At the time of writing I’ve sat on The Dark Mile for just over a full day trying to work out my thoughts on the film. Not that I didn’t like it, in fact, it’s probably the best film I’ve seen at this year’s Festival so far. It’s an experience that I guarantee will piss a lot of people off and trying to recommend it is going to prove difficult, due to the film’s own encouragement that “the less you know the better.”
London couple Claire (Deirdre Mullins) and Louise (Rebecca Calder) take a trip to the highlands of Scotland to take their mind off of Louise suffering a miscarriage six months prior. To Claire’s horror, she discovers they’ll be manning their own boat instead of staying in a hotel, but she goes through with it for Louise, even at the cost of her beloved Wi-Fi. Despite some of the locals appearing more than a little strange, the women find solace in the solitude and appear to make amends to their relationships. Claire’s constant text message from Miles, a man she had an affair with during Louise’s recovery, or a mysterious black canal boat that appears to be following the couple and might hold the reason to why Louise is having strange, prophetic visions of pagan rituals.
□ □ □ □ □
Written instruction — Write the next part of the review of The Dark Mile, picking up after its final sentence. The data after this point comes from a separate source.
□ □ □ □ □
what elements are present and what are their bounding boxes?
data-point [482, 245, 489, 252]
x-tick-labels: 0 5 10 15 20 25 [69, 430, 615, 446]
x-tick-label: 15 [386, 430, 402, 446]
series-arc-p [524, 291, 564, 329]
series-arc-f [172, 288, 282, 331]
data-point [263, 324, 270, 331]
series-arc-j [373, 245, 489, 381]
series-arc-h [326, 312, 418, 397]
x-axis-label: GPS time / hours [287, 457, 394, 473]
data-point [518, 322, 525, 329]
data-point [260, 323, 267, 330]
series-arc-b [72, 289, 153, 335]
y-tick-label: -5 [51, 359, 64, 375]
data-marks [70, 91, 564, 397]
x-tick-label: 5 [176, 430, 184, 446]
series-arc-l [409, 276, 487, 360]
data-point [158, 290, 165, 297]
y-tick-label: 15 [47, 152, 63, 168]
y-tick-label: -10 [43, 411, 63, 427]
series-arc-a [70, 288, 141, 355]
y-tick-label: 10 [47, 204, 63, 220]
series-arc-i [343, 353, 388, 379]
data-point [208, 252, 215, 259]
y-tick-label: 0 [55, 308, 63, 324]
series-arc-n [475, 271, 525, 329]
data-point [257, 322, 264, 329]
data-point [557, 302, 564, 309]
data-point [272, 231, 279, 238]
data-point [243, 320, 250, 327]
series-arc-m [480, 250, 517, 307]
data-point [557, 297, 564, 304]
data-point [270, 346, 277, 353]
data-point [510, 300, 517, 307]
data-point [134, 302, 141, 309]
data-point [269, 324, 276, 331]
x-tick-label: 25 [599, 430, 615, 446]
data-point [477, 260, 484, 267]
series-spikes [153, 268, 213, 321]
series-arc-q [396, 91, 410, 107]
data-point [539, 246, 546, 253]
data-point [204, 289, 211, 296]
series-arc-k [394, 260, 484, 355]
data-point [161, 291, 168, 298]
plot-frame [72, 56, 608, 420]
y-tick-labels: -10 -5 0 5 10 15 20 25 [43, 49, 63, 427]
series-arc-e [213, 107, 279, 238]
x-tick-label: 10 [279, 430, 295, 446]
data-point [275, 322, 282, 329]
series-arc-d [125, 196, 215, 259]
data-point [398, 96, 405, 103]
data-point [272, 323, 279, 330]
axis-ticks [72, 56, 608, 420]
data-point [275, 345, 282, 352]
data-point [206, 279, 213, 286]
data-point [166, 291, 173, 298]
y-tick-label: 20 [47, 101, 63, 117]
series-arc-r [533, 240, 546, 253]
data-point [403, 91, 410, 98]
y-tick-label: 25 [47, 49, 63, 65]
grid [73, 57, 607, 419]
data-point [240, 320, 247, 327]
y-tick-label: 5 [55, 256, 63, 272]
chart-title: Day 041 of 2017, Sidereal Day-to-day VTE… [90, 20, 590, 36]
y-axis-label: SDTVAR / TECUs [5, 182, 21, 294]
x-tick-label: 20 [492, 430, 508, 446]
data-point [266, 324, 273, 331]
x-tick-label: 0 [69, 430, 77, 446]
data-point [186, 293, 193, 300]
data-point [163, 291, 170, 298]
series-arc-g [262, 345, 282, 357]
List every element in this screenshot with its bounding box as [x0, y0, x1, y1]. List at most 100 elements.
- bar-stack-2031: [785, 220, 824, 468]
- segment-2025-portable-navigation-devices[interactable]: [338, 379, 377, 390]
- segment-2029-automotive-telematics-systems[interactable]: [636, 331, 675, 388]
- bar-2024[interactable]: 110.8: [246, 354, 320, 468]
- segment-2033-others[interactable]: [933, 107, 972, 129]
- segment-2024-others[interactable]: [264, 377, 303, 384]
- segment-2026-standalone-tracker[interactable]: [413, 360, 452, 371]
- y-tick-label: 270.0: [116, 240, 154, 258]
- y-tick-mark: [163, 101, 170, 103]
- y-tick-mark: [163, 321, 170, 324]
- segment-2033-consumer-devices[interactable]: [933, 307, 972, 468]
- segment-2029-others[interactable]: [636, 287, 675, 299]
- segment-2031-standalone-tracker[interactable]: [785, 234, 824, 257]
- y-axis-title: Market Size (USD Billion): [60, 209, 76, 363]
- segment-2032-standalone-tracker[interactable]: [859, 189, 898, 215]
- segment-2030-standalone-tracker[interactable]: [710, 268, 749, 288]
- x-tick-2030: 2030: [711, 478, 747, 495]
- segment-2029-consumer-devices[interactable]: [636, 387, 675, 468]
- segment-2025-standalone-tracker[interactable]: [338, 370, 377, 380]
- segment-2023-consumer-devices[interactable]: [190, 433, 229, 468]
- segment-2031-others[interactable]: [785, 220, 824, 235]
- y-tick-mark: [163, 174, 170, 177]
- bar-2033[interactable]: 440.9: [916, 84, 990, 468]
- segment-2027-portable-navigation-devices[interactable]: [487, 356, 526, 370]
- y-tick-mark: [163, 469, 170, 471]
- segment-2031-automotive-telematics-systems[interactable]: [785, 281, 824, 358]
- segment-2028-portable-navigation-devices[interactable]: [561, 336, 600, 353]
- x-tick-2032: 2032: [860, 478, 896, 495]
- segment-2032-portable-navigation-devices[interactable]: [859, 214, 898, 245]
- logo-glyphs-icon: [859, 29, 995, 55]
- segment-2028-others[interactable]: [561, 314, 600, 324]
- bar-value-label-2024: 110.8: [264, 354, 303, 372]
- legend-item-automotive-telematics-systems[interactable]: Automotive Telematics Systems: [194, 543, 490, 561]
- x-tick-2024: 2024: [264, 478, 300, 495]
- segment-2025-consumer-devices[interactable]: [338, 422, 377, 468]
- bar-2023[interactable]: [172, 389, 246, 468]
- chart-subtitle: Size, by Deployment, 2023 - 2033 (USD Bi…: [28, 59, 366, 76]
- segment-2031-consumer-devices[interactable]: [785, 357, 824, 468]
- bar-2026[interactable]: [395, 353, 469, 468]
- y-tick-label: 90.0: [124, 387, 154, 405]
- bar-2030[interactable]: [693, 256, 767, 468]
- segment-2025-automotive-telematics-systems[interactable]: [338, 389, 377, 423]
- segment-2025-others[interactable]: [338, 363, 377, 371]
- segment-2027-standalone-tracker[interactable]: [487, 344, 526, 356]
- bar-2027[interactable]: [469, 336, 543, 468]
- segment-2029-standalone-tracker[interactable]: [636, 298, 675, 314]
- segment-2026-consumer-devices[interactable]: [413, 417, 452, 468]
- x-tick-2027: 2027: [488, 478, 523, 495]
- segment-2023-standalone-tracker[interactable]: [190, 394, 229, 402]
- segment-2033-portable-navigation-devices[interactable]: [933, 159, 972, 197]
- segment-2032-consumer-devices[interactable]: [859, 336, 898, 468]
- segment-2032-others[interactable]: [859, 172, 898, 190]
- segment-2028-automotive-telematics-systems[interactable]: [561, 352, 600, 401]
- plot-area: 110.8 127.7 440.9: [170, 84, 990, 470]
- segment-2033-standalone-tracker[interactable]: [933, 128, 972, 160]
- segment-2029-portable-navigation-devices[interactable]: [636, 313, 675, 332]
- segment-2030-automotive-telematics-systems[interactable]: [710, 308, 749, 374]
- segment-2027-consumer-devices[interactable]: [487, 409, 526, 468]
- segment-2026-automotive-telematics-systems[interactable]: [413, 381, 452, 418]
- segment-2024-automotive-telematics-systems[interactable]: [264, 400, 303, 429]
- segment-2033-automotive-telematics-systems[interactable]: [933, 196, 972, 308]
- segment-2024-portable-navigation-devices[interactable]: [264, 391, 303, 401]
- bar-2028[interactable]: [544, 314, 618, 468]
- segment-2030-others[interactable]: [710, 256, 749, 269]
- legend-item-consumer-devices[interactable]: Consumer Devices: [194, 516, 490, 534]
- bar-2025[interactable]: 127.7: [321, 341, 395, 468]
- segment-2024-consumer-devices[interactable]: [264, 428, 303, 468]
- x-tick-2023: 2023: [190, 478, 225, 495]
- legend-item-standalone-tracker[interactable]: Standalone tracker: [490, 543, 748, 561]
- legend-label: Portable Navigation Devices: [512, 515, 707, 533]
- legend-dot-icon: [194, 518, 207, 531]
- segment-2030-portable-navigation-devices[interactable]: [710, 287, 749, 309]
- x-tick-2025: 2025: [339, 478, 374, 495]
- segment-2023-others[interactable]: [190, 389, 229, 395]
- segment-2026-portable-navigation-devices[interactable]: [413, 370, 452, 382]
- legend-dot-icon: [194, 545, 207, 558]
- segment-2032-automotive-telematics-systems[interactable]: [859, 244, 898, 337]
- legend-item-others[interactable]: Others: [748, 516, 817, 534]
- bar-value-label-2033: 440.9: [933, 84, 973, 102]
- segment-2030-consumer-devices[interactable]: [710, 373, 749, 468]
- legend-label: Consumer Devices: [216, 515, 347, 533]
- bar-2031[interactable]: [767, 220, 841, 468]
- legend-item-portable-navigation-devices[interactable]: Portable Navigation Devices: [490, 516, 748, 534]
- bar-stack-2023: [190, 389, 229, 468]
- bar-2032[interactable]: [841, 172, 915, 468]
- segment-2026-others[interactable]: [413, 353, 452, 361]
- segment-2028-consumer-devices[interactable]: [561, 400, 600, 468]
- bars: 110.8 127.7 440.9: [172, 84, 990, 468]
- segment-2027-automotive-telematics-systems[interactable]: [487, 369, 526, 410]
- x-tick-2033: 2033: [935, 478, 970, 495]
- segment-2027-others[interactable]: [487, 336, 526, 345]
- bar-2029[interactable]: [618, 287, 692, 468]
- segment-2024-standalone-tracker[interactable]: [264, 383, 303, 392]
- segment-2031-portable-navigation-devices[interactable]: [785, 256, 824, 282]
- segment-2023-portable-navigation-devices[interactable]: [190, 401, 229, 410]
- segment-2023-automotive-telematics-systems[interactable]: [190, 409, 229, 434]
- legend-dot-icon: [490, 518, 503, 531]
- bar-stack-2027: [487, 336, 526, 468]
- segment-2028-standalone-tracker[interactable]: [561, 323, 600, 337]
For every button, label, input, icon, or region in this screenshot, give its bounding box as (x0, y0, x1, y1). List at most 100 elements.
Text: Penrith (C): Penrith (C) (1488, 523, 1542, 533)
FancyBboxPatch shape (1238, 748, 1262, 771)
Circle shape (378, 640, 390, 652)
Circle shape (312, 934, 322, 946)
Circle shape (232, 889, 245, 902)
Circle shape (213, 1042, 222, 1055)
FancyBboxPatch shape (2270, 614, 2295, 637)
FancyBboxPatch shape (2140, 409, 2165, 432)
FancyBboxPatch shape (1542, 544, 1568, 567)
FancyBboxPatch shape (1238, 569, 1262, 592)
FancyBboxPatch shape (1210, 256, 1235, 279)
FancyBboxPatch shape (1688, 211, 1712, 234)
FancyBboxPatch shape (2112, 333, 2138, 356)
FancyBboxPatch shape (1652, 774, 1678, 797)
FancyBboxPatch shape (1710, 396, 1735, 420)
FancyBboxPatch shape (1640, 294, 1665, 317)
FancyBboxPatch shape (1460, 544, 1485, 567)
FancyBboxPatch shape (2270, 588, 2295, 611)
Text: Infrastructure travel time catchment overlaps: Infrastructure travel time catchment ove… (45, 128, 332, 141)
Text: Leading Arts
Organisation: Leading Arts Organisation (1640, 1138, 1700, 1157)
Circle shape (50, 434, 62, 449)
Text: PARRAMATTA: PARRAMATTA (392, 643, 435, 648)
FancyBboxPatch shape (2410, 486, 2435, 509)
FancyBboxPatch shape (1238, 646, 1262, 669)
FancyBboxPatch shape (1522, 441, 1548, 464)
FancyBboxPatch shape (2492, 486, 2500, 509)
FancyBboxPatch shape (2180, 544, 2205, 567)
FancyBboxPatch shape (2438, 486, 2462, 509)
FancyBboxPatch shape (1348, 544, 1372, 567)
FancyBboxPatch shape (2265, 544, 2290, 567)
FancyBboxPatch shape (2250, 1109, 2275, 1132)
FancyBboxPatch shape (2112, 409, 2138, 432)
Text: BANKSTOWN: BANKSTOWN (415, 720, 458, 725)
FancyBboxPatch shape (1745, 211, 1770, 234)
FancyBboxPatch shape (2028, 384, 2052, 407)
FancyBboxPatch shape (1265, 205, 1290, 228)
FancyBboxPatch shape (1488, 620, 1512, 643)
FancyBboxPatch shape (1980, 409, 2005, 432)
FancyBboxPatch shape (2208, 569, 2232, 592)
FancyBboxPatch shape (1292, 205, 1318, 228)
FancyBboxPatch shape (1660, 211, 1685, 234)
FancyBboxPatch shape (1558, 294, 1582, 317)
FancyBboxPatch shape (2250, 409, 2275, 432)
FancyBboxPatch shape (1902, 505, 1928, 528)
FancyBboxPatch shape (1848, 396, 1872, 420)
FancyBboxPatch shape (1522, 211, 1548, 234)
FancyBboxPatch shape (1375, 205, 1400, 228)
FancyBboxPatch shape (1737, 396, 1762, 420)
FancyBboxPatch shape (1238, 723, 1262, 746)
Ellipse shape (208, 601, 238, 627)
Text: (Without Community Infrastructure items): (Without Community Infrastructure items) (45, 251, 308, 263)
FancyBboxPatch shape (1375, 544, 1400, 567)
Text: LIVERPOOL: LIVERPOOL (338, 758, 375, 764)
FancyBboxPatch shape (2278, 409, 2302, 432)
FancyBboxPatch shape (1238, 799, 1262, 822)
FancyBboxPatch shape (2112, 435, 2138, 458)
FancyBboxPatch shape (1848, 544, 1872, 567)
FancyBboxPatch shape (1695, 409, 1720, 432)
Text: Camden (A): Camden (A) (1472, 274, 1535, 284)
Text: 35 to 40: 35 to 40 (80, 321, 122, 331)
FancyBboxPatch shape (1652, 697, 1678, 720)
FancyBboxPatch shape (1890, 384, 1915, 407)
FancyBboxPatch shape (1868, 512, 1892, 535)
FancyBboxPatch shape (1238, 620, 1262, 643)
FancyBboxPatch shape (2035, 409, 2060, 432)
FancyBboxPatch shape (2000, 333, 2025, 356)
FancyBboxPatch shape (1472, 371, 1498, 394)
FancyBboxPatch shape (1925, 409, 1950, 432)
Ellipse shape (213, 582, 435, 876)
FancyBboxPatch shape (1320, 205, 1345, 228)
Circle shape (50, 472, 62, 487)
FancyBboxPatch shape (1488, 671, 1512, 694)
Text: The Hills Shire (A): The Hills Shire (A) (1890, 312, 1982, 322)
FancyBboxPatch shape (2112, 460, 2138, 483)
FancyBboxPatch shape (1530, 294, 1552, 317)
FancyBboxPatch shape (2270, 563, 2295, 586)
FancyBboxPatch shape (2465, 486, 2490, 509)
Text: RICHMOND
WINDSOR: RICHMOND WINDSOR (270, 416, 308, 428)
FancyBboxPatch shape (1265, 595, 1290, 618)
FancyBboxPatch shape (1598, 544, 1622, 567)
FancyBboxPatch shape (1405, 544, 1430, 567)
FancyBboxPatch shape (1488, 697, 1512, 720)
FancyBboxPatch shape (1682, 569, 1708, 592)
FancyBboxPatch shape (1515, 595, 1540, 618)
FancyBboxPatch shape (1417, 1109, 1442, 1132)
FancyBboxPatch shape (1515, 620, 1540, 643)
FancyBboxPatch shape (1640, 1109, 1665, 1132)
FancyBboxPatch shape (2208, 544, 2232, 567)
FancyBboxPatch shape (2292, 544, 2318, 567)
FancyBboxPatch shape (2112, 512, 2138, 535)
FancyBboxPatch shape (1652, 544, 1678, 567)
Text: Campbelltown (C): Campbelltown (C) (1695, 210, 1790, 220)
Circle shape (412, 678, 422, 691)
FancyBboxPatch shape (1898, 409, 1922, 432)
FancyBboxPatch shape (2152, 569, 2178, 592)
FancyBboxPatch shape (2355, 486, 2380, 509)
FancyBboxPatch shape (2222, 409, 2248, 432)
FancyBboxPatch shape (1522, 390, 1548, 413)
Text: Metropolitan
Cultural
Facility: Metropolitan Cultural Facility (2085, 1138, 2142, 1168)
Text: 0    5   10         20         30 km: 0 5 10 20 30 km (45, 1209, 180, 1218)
□ □ □ □ □
Answer to this task —
That’s as bare-bones as I can make the plot without going into the finer details. This is a very slow-burning film with the backbone consisting of the women being chased by the canal boat. There’s a much richer story going on here that you need to pay attention to in order to get the full narrative hit. It’s why I think a lot of people won’t like this film because it takes a very old-school approach to story-telling in horror. All the pieces are there to get a good idea of what’s going, in this case the themes of fertility, pagan rituals and sacrifice, but there’s never a clear answer. It’s a film that invites multiple viewings, discussions about how everything fits together, and the meaning behind it all. People are not going to like that, they’re not going to like the film’s incessant need to not give you a full answer, but others should appreciate the unnerving factor that comes from not knowing what’s the driving force behind this madness.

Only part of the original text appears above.